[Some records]
== == ==
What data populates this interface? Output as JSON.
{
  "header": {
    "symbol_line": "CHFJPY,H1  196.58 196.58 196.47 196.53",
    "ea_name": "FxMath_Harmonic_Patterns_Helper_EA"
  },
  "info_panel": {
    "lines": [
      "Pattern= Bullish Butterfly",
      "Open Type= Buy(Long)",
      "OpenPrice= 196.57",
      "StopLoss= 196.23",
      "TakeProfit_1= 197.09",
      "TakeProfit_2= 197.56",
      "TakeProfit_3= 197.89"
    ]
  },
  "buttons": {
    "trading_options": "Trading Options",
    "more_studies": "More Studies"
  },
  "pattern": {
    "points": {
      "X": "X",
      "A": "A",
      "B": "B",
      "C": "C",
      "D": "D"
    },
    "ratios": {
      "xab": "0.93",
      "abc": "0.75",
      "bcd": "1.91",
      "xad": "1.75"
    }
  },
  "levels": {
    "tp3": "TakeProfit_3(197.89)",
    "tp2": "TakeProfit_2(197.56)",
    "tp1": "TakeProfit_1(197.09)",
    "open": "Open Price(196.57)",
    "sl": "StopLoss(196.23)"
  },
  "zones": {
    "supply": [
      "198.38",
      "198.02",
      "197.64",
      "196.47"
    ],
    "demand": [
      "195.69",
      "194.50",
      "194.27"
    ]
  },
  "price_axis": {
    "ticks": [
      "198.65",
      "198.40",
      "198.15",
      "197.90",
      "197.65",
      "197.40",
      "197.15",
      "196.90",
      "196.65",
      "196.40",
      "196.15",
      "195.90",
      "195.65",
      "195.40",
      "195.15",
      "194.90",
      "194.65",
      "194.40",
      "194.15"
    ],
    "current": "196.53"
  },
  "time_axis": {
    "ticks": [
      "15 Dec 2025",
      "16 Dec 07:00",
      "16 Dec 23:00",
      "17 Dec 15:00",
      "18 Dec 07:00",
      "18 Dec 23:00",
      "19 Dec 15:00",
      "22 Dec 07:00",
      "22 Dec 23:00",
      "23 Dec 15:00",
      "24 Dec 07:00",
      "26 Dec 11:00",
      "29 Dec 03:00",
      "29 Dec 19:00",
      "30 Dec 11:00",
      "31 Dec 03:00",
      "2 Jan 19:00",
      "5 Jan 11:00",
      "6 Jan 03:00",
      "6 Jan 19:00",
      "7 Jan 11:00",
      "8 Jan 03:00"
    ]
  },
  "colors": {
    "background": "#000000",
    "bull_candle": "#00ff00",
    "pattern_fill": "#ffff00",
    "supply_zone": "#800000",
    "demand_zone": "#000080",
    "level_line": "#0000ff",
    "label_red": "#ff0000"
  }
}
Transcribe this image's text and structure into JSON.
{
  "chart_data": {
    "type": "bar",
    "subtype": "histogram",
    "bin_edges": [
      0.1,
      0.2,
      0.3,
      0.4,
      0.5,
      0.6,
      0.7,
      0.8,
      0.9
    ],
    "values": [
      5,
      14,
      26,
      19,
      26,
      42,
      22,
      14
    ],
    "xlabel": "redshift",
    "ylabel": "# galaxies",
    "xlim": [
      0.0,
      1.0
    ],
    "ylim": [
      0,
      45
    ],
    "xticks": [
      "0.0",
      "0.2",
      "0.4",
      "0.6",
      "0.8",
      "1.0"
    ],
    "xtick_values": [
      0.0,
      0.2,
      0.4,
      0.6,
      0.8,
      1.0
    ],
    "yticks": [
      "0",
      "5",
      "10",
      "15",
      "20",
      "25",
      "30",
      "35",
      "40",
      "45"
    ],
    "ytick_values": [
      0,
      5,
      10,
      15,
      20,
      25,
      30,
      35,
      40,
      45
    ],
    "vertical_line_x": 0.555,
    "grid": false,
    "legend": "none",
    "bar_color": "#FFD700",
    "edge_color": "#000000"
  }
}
== == ==
**Requirement**
Copy out the whole listing exactly; please set it all down.

**Answer to the problem**
What data populates this interface? Output as JSON.
{
  "header": {
    "symbol_line": "CHFJPY,H1  196.58 196.58 196.47 196.53",
    "ea_name": "FxMath_Harmonic_Patterns_Helper_EA"
  },
  "info_panel": {
    "lines": [
      "Pattern= Bullish Butterfly",
      "Open Type= Buy(Long)",
      "OpenPrice= 196.57",
      "StopLoss= 196.23",
      "TakeProfit_1= 197.09",
      "TakeProfit_2= 197.56",
      "TakeProfit_3= 197.89"
    ]
  },
  "buttons": {
    "trading_options": "Trading Options",
    "more_studies": "More Studies"
  },
  "pattern": {
    "points": {
      "X": "X",
      "A": "A",
      "B": "B",
      "C": "C",
      "D": "D"
    },
    "ratios": {
      "xab": "0.93",
      "abc": "0.75",
      "bcd": "1.91",
      "xad": "1.75"
    }
  },
  "levels": {
    "tp3": "TakeProfit_3(197.89)",
    "tp2": "TakeProfit_2(197.56)",
    "tp1": "TakeProfit_1(197.09)",
    "open": "Open Price(196.57)",
    "sl": "StopLoss(196.23)"
  },
  "zones": {
    "supply": [
      "198.38",
      "198.02",
      "197.64",
      "196.47"
    ],
    "demand": [
      "195.69",
      "194.50",
      "194.27"
    ]
  },
  "price_axis": {
    "ticks": [
      "198.65",
      "198.40",
      "198.15",
      "197.90",
      "197.65",
      "197.40",
      "197.15",
      "196.90",
      "196.65",
      "196.40",
      "196.15",
      "195.90",
      "195.65",
      "195.40",
      "195.15",
      "194.90",
      "194.65",
      "194.40",
      "194.15"
    ],
    "current": "196.53"
  },
  "time_axis": {
    "ticks": [
      "15 Dec 2025",
      "16 Dec 07:00",
      "16 Dec 23:00",
      "17 Dec 15:00",
      "18 Dec 07:00",
      "18 Dec 23:00",
      "19 Dec 15:00",
      "22 Dec 07:00",
      "22 Dec 23:00",
      "23 Dec 15:00",
      "24 Dec 07:00",
      "26 Dec 11:00",
      "29 Dec 03:00",
      "29 Dec 19:00",
      "30 Dec 11:00",
      "31 Dec 03:00",
      "2 Jan 19:00",
      "5 Jan 11:00",
      "6 Jan 03:00",
      "6 Jan 19:00",
      "7 Jan 11:00",
      "8 Jan 03:00"
    ]
  },
  "colors": {
    "background": "#000000",
    "bull_candle": "#00ff00",
    "pattern_fill": "#ffff00",
    "supply_zone": "#800000",
    "demand_zone": "#000080",
    "level_line": "#0000ff",
    "label_red": "#ff0000"
  }
}
Transcribe this image's text and structure into JSON.
{
  "chart_data": {
    "type": "bar",
    "subtype": "histogram",
    "bin_edges": [
      0.1,
      0.2,
      0.3,
      0.4,
      0.5,
      0.6,
      0.7,
      0.8,
      0.9
    ],
    "values": [
      5,
      14,
      26,
      19,
      26,
      42,
      22,
      14
    ],
    "xlabel": "redshift",
    "ylabel": "# galaxies",
    "xlim": [
      0.0,
      1.0
    ],
    "ylim": [
      0,
      45
    ],
    "xticks": [
      "0.0",
      "0.2",
      "0.4",
      "0.6",
      "0.8",
      "1.0"
    ],
    "xtick_values": [
      0.0,
      0.2,
      0.4,
      0.6,
      0.8,
      1.0
    ],
    "yticks": [
      "0",
      "5",
      "10",
      "15",
      "20",
      "25",
      "30",
      "35",
      "40",
      "45"
    ],
    "ytick_values": [
      0,
      5,
      10,
      15,
      20,
      25,
      30,
      35,
      40,
      45
    ],
    "vertical_line_x": 0.555,
    "grid": false,
    "legend": "none",
    "bar_color": "#FFD700",
    "edge_color": "#000000"
  }
}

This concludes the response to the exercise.